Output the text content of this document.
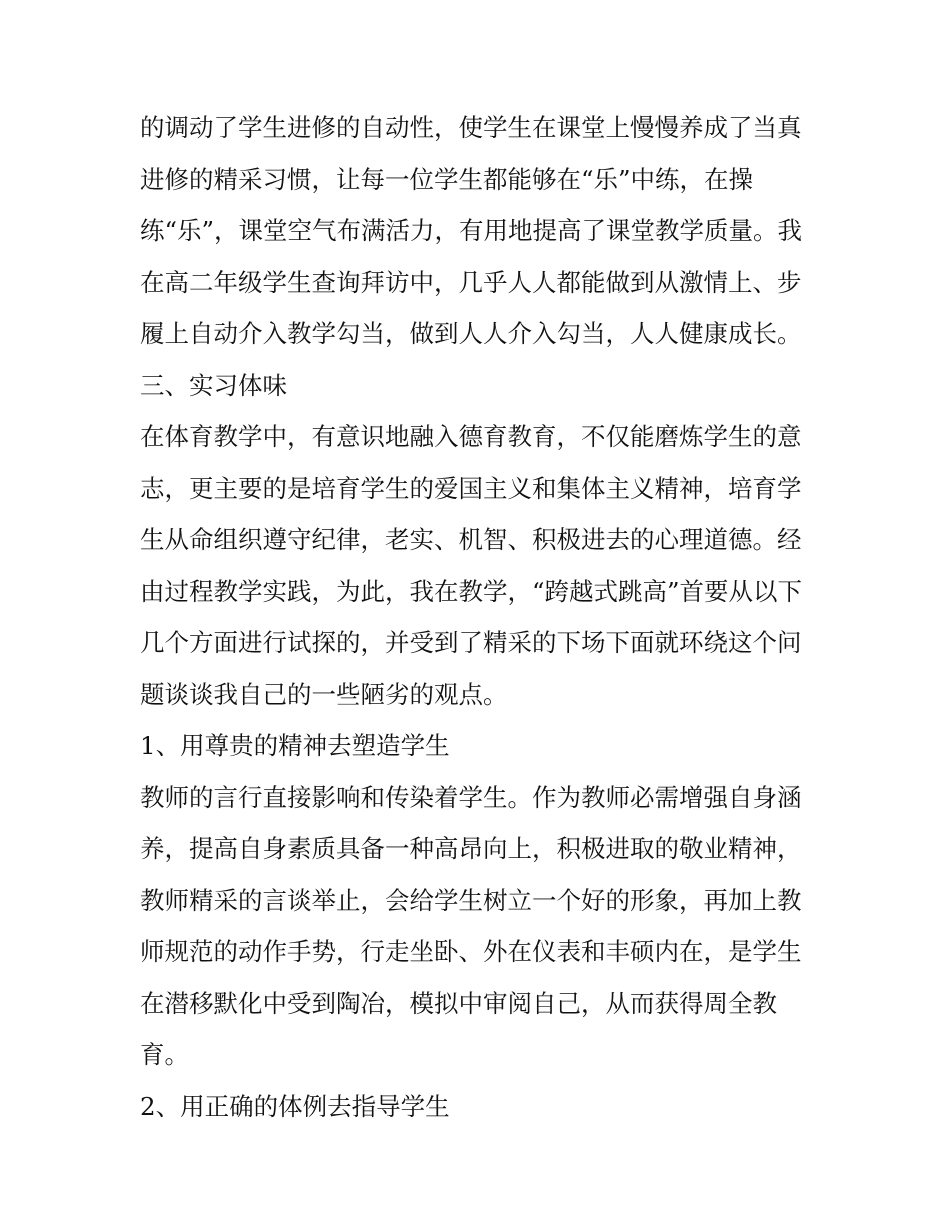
的调动了学生进修的自动性，使学生在课堂上慢慢养成了当真
进修的精采习惯，让每一位学生都能够在“乐”中练，在操
练“乐”，课堂空气布满活力，有用地提高了课堂教学质量。我
在高二年级学生查询拜访中，几乎人人都能做到从激情上、步
履上自动介入教学勾当，做到人人介入勾当，人人健康成长。
三、实习体味
在体育教学中，有意识地融入德育教育，不仅能磨炼学生的意
志，更主要的是培育学生的爱国主义和集体主义精神，培育学
生从命组织遵守纪律，老实、机智、积极进去的心理道德。经
由过程教学实践，为此，我在教学，“跨越式跳高”首要从以下
几个方面进行试探的，并受到了精采的下场下面就环绕这个问
题谈谈我自己的一些陋劣的观点。
1、用尊贵的精神去塑造学生
教师的言行直接影响和传染着学生。作为教师必需增强自身涵
养，提高自身素质具备一种高昂向上，积极进取的敬业精神，
教师精采的言谈举止，会给学生树立一个好的形象，再加上教
师规范的动作手势，行走坐卧、外在仪表和丰硕内在，是学生
在潜移默化中受到陶冶，模拟中审阅自己，从而获得周全教
育。
2、用正确的体例去指导学生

### Problem description
Without the pictures, extract every entry verbatim.

### Full solution
Output the text content of this document.
的调动了学生进修的自动性，使学生在课堂上慢慢养成了当真
进修的精采习惯，让每一位学生都能够在“乐”中练，在操
练“乐”，课堂空气布满活力，有用地提高了课堂教学质量。我
在高二年级学生查询拜访中，几乎人人都能做到从激情上、步
履上自动介入教学勾当，做到人人介入勾当，人人健康成长。
三、实习体味
在体育教学中，有意识地融入德育教育，不仅能磨炼学生的意
志，更主要的是培育学生的爱国主义和集体主义精神，培育学
生从命组织遵守纪律，老实、机智、积极进去的心理道德。经
由过程教学实践，为此，我在教学，“跨越式跳高”首要从以下
几个方面进行试探的，并受到了精采的下场下面就环绕这个问
题谈谈我自己的一些陋劣的观点。
1、用尊贵的精神去塑造学生
教师的言行直接影响和传染着学生。作为教师必需增强自身涵
养，提高自身素质具备一种高昂向上，积极进取的敬业精神，
教师精采的言谈举止，会给学生树立一个好的形象，再加上教
师规范的动作手势，行走坐卧、外在仪表和丰硕内在，是学生
在潜移默化中受到陶冶，模拟中审阅自己，从而获得周全教
育。
2、用正确的体例去指导学生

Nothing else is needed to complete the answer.